Problem details: Go through the listing below and gather every line with the word "rendered".

Material provided:
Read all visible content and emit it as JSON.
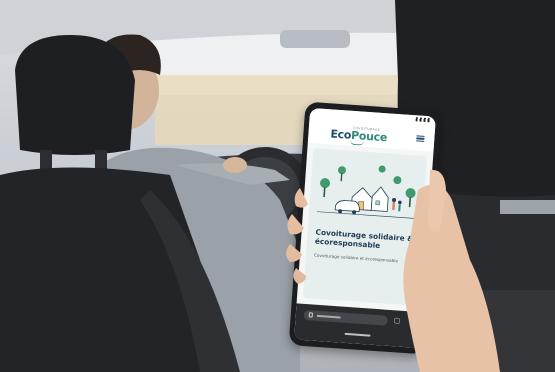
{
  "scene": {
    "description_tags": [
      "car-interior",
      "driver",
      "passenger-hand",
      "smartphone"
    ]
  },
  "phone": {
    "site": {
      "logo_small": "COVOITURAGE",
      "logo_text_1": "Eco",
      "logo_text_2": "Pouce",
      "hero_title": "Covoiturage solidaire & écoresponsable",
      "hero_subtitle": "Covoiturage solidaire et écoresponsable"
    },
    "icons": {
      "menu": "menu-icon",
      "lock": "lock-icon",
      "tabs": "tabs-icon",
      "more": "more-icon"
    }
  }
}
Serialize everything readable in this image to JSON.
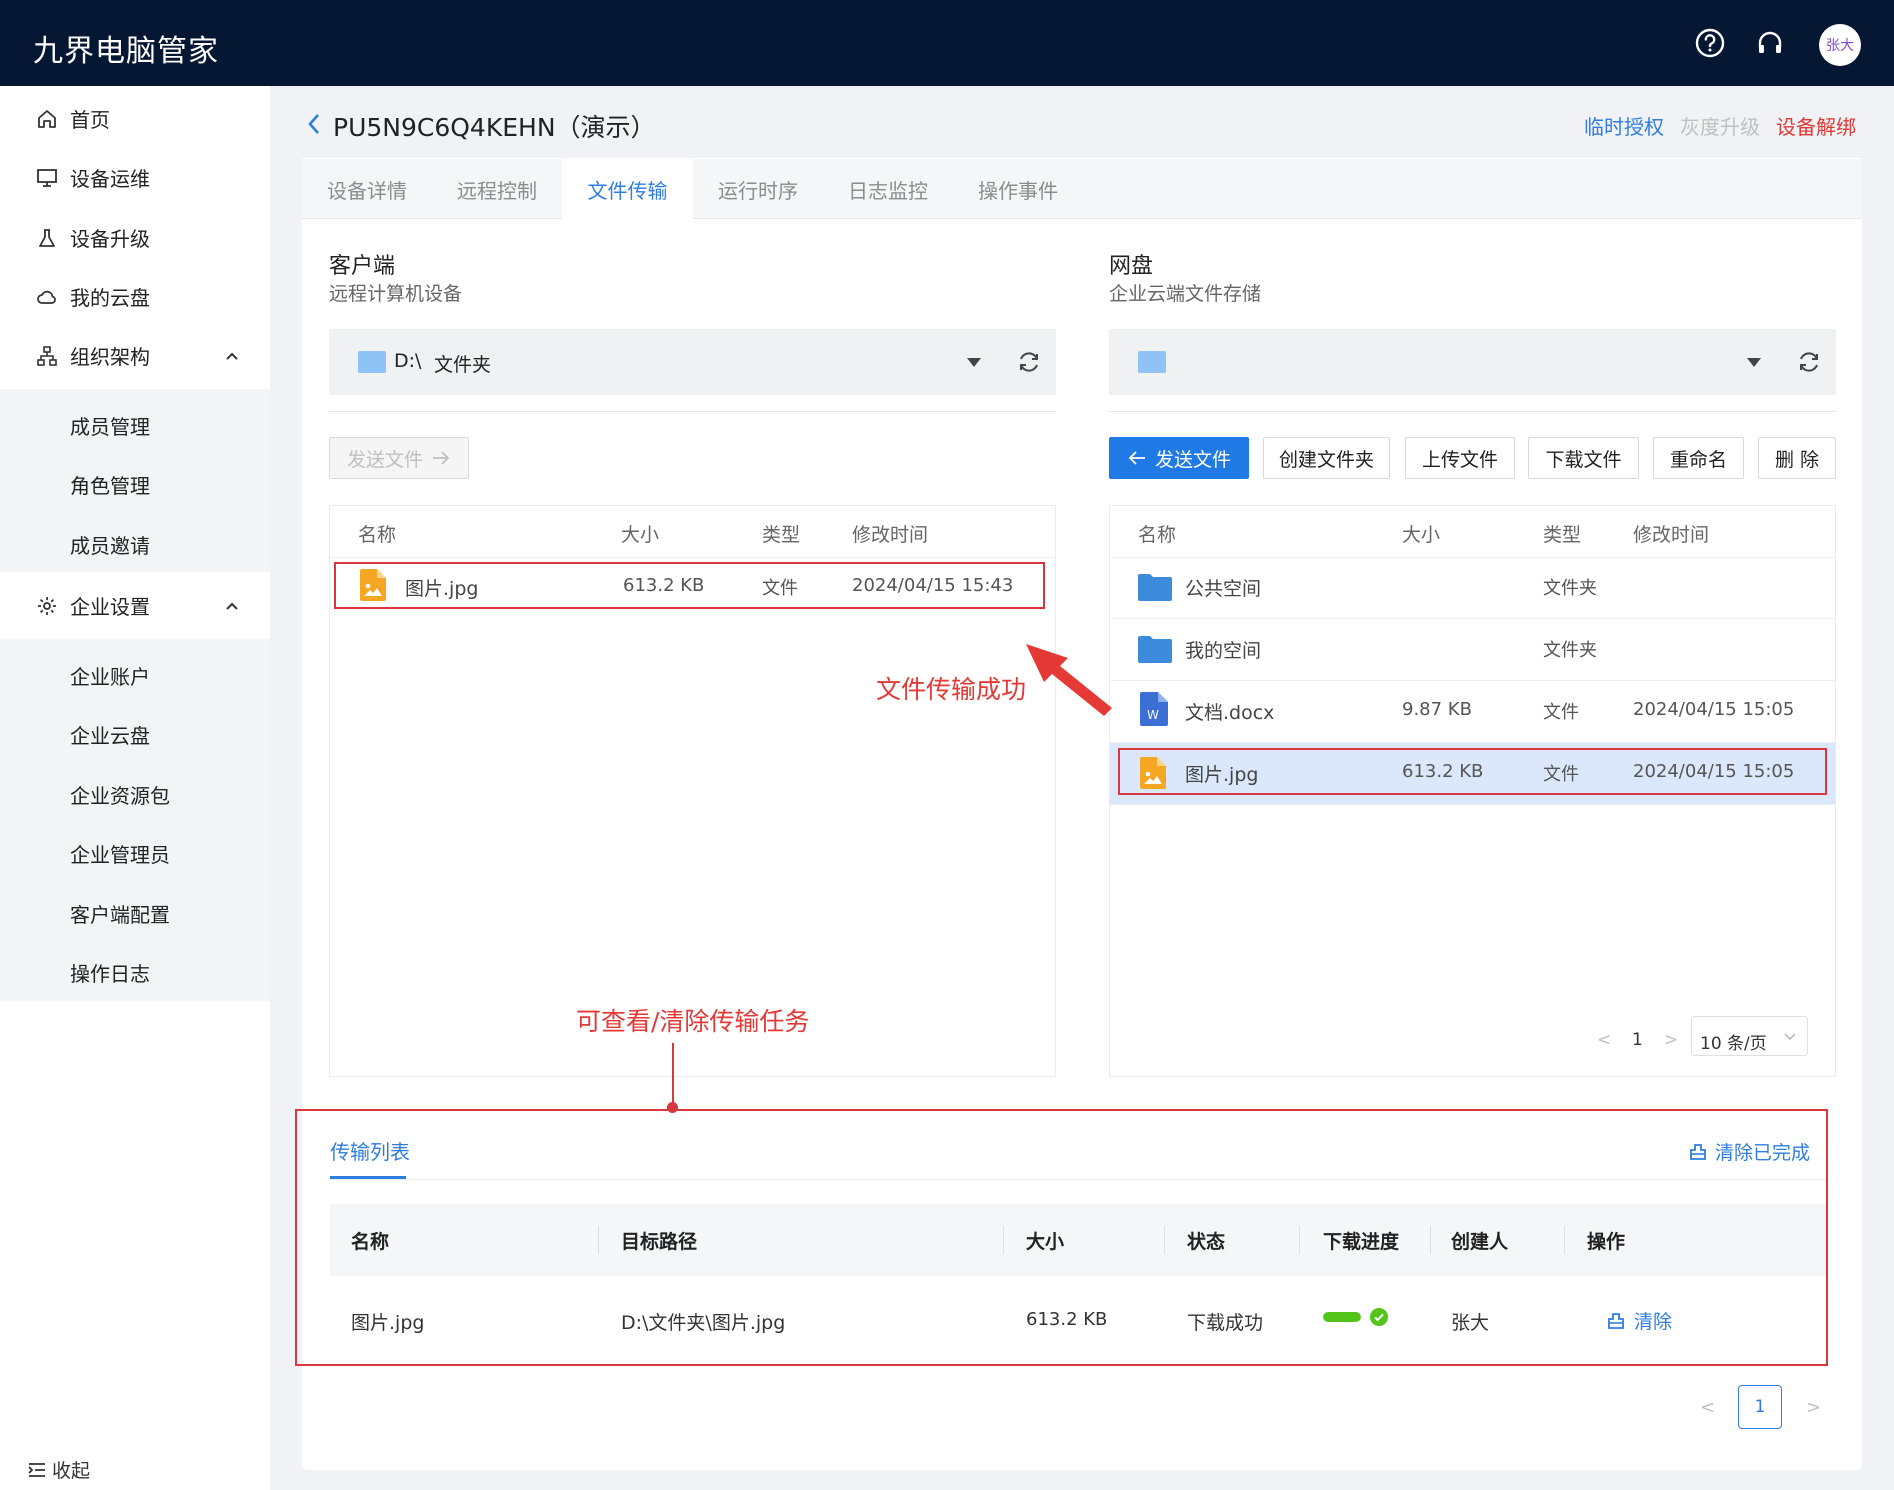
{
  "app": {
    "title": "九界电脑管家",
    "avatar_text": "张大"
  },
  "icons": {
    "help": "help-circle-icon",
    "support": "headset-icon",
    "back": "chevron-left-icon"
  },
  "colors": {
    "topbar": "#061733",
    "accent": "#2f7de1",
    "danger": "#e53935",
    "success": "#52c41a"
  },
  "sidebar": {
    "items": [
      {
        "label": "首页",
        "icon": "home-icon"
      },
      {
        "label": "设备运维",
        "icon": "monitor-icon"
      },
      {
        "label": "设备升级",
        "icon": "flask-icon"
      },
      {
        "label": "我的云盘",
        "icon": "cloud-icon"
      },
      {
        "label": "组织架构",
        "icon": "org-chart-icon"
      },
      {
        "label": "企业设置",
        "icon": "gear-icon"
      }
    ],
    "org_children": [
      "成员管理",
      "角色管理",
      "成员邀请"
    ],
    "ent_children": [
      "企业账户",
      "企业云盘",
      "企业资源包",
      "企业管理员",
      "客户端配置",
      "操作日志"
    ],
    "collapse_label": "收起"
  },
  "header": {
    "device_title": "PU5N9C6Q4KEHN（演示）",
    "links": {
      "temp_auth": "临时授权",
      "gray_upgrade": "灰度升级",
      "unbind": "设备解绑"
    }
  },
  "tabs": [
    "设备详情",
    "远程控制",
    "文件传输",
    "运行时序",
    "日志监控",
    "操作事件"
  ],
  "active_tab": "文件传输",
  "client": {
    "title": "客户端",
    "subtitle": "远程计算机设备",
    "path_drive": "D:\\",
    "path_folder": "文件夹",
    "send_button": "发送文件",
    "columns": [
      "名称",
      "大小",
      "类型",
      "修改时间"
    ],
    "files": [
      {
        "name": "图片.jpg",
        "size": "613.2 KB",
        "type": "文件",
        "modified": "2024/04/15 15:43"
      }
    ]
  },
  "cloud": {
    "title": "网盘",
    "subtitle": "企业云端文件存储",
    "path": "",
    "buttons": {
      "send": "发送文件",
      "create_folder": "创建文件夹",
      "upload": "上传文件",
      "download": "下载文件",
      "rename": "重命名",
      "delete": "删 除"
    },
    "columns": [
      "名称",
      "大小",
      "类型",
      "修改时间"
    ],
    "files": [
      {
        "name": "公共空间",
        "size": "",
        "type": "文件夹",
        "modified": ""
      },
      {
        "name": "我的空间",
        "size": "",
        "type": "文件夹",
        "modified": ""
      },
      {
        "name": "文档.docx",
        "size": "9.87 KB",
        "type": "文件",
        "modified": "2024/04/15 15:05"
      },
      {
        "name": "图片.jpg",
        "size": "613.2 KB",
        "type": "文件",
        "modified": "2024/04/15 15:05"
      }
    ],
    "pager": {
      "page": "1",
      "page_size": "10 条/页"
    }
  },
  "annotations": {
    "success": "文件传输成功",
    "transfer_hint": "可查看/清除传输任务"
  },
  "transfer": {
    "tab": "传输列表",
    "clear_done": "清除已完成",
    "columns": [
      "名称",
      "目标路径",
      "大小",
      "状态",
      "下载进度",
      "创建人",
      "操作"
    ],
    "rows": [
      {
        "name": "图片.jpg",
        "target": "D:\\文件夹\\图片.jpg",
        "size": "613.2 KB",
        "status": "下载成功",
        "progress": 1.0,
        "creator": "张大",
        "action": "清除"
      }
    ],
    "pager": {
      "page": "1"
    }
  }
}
* * *
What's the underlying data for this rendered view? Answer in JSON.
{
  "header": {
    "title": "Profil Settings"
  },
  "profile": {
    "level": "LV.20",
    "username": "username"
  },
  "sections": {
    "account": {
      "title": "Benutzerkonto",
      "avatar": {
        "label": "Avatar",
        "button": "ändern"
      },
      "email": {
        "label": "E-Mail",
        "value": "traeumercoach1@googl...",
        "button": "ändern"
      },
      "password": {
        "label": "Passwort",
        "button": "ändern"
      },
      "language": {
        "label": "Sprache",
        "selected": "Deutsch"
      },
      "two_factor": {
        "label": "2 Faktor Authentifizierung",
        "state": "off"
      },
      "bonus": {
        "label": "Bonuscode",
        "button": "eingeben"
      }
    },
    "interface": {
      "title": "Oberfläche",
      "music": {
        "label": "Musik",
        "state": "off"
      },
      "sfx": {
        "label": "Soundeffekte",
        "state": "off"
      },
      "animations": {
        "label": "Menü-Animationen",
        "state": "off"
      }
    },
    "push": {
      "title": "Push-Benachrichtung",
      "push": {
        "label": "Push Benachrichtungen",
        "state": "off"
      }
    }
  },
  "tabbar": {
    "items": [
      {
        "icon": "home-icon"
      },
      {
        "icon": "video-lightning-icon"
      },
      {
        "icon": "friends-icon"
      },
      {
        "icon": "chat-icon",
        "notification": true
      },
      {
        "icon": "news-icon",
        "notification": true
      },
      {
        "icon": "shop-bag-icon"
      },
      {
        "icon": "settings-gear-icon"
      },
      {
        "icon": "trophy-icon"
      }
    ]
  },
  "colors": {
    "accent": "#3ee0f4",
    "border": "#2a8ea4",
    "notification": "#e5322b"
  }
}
* * *
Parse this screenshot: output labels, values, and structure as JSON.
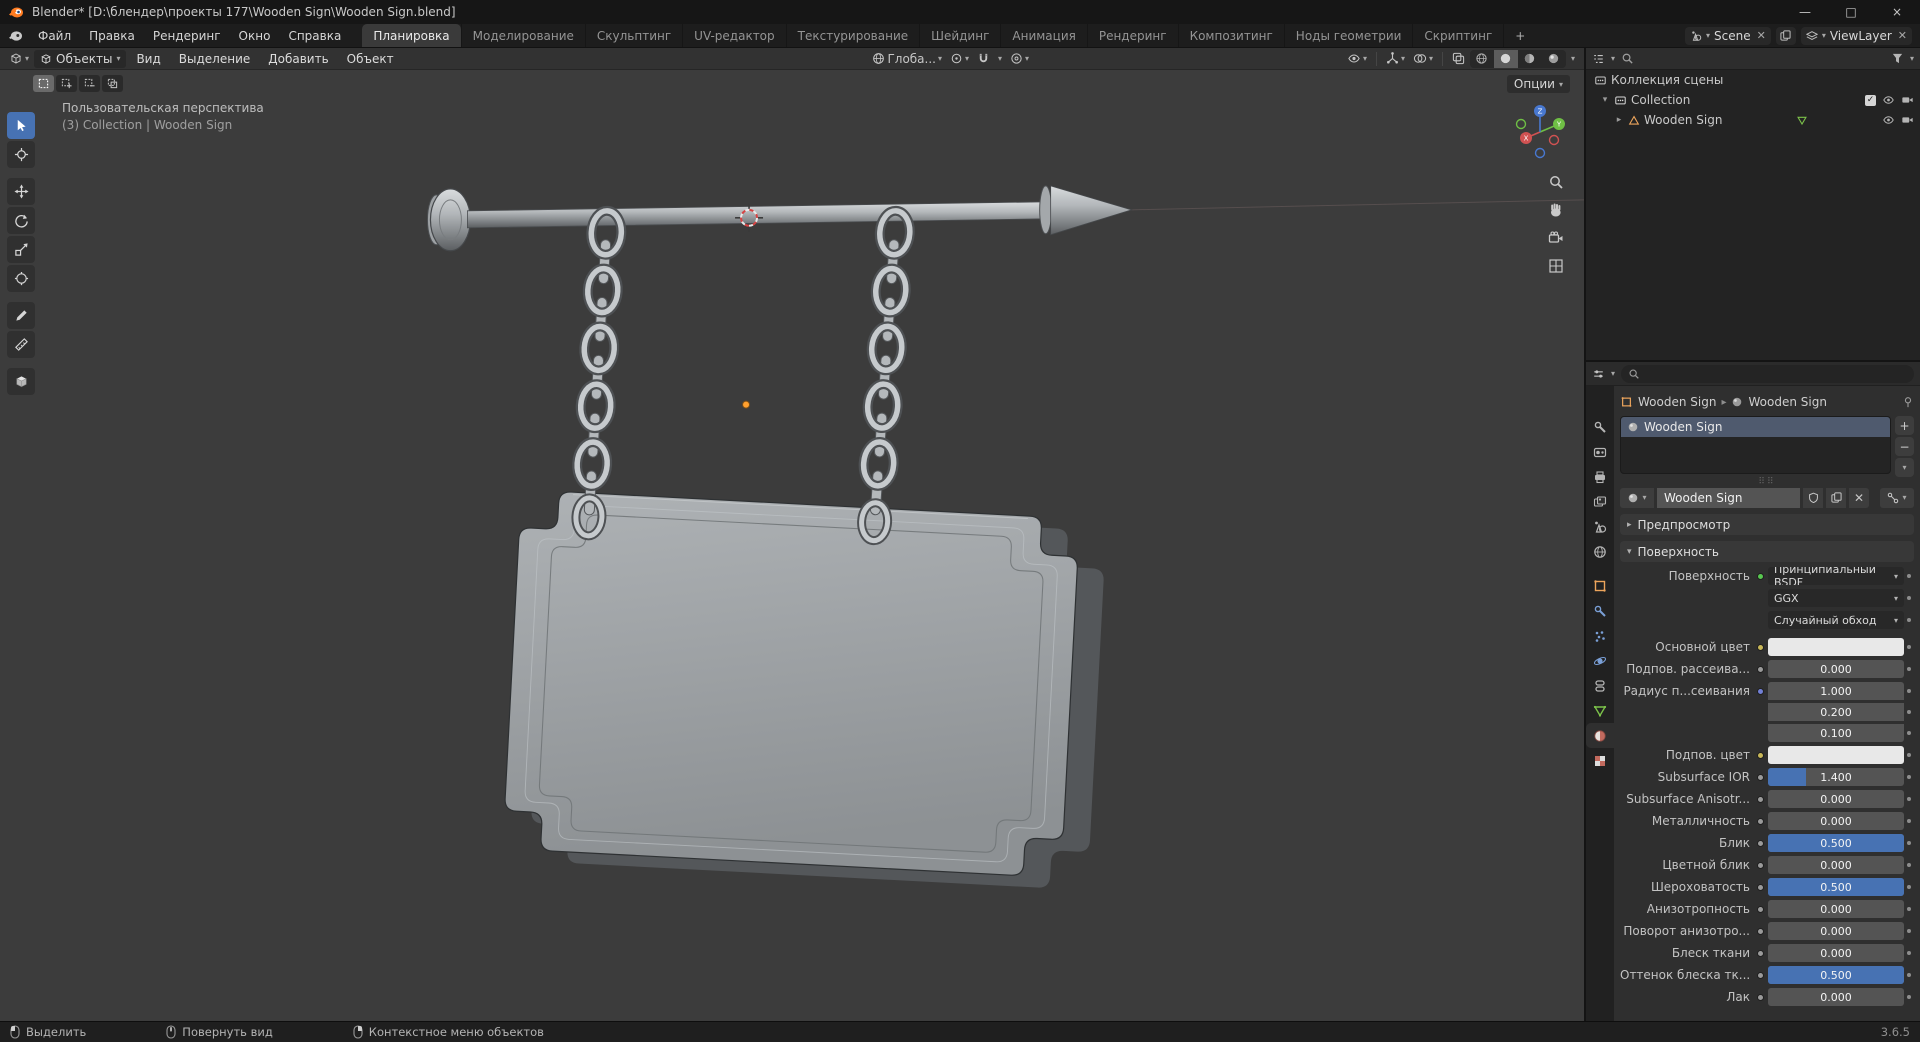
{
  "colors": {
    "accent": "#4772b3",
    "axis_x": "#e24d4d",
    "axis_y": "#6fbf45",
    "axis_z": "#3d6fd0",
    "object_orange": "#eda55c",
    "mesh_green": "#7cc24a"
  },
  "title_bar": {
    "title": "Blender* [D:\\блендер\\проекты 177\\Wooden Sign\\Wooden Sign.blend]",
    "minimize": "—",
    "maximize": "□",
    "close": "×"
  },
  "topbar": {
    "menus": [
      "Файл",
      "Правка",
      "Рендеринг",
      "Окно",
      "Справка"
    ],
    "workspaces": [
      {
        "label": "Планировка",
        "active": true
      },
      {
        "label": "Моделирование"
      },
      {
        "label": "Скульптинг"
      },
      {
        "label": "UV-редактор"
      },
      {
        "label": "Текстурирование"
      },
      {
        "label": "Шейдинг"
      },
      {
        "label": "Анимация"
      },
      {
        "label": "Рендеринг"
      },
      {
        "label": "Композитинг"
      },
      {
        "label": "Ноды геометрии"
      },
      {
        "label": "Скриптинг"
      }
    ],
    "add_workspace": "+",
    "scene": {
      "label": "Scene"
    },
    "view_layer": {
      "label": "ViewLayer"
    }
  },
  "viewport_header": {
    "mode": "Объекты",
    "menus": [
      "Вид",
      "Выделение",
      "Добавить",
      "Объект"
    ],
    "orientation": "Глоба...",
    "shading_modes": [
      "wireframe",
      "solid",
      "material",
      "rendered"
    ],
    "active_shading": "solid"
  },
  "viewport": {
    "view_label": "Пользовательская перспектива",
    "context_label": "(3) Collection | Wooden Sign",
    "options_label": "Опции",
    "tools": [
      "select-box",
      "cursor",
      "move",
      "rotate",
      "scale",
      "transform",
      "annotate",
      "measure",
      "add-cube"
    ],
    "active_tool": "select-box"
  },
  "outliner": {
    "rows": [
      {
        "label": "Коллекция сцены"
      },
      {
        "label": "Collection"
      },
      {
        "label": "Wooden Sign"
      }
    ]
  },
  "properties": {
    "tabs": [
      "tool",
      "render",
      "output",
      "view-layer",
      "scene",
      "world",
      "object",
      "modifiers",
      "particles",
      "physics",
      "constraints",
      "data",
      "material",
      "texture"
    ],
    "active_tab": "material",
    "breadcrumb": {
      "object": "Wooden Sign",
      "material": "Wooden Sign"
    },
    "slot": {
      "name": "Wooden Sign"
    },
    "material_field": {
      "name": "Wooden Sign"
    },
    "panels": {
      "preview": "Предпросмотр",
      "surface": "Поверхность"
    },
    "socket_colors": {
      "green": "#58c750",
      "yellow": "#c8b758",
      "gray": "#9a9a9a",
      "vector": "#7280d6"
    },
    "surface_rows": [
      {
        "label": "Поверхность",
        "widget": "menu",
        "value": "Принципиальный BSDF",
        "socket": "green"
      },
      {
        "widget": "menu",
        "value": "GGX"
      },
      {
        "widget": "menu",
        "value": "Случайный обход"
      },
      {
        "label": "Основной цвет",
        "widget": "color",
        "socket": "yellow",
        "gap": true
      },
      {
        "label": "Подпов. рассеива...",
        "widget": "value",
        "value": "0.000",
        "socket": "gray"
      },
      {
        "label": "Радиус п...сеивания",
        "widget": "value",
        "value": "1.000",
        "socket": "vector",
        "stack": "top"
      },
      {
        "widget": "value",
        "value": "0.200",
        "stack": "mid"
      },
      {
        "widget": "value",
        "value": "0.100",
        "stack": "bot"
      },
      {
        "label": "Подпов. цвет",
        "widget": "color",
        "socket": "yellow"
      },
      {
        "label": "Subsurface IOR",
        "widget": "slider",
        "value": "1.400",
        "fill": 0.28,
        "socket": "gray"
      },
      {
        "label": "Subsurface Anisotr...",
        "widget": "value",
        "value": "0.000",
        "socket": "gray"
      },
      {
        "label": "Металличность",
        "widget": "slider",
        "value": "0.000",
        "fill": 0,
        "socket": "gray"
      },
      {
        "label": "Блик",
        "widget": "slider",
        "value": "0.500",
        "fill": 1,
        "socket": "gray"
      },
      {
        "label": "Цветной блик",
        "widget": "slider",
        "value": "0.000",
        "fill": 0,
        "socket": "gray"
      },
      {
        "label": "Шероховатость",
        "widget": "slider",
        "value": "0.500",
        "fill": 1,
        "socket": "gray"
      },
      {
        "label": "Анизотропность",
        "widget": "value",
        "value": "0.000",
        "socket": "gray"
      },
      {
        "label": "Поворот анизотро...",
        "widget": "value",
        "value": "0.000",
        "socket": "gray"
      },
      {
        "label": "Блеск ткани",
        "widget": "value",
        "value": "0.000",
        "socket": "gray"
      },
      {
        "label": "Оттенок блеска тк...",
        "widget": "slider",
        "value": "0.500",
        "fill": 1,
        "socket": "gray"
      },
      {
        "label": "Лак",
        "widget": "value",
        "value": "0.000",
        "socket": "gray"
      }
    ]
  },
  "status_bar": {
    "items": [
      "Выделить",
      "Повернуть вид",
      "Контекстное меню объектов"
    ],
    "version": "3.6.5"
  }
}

Output:
What's the underlying data for this rendered view? Answer in JSON.
      "rendered"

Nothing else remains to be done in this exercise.